## WHAT YOU WILL DO
Transcribe every record that appears below, exactly and in full.
··· PROVIDED RECORDS ···
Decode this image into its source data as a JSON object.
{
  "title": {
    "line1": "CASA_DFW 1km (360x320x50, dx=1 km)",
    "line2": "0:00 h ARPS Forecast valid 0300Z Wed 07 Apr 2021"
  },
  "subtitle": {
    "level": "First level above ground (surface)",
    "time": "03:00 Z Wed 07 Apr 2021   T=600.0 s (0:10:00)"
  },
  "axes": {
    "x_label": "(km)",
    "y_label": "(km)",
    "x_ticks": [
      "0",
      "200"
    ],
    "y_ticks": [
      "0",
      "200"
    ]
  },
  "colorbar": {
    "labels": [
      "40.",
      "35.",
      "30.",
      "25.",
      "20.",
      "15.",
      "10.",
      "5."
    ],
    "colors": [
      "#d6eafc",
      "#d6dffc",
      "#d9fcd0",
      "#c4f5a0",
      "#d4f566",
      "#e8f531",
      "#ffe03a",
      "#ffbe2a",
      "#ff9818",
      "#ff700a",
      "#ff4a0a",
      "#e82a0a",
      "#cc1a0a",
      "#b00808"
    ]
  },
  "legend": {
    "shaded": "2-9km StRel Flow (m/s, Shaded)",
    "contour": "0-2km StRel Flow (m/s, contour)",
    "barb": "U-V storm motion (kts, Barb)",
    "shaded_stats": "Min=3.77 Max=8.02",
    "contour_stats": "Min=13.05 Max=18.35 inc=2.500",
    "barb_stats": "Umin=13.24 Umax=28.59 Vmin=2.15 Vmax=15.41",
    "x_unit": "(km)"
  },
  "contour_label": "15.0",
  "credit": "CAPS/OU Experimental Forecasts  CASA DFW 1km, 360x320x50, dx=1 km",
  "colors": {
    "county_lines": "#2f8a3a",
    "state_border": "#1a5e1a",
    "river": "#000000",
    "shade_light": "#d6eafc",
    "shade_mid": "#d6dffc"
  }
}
···
## RESULT OF THE TASK
Decode this image into its source data as a JSON object.
{
  "title": {
    "line1": "CASA_DFW 1km (360x320x50, dx=1 km)",
    "line2": "0:00 h ARPS Forecast valid 0300Z Wed 07 Apr 2021"
  },
  "subtitle": {
    "level": "First level above ground (surface)",
    "time": "03:00 Z Wed 07 Apr 2021   T=600.0 s (0:10:00)"
  },
  "axes": {
    "x_label": "(km)",
    "y_label": "(km)",
    "x_ticks": [
      "0",
      "200"
    ],
    "y_ticks": [
      "0",
      "200"
    ]
  },
  "colorbar": {
    "labels": [
      "40.",
      "35.",
      "30.",
      "25.",
      "20.",
      "15.",
      "10.",
      "5."
    ],
    "colors": [
      "#d6eafc",
      "#d6dffc",
      "#d9fcd0",
      "#c4f5a0",
      "#d4f566",
      "#e8f531",
      "#ffe03a",
      "#ffbe2a",
      "#ff9818",
      "#ff700a",
      "#ff4a0a",
      "#e82a0a",
      "#cc1a0a",
      "#b00808"
    ]
  },
  "legend": {
    "shaded": "2-9km StRel Flow (m/s, Shaded)",
    "contour": "0-2km StRel Flow (m/s, contour)",
    "barb": "U-V storm motion (kts, Barb)",
    "shaded_stats": "Min=3.77 Max=8.02",
    "contour_stats": "Min=13.05 Max=18.35 inc=2.500",
    "barb_stats": "Umin=13.24 Umax=28.59 Vmin=2.15 Vmax=15.41",
    "x_unit": "(km)"
  },
  "contour_label": "15.0",
  "credit": "CAPS/OU Experimental Forecasts  CASA DFW 1km, 360x320x50, dx=1 km",
  "colors": {
    "county_lines": "#2f8a3a",
    "state_border": "#1a5e1a",
    "river": "#000000",
    "shade_light": "#d6eafc",
    "shade_mid": "#d6dffc"
  }
}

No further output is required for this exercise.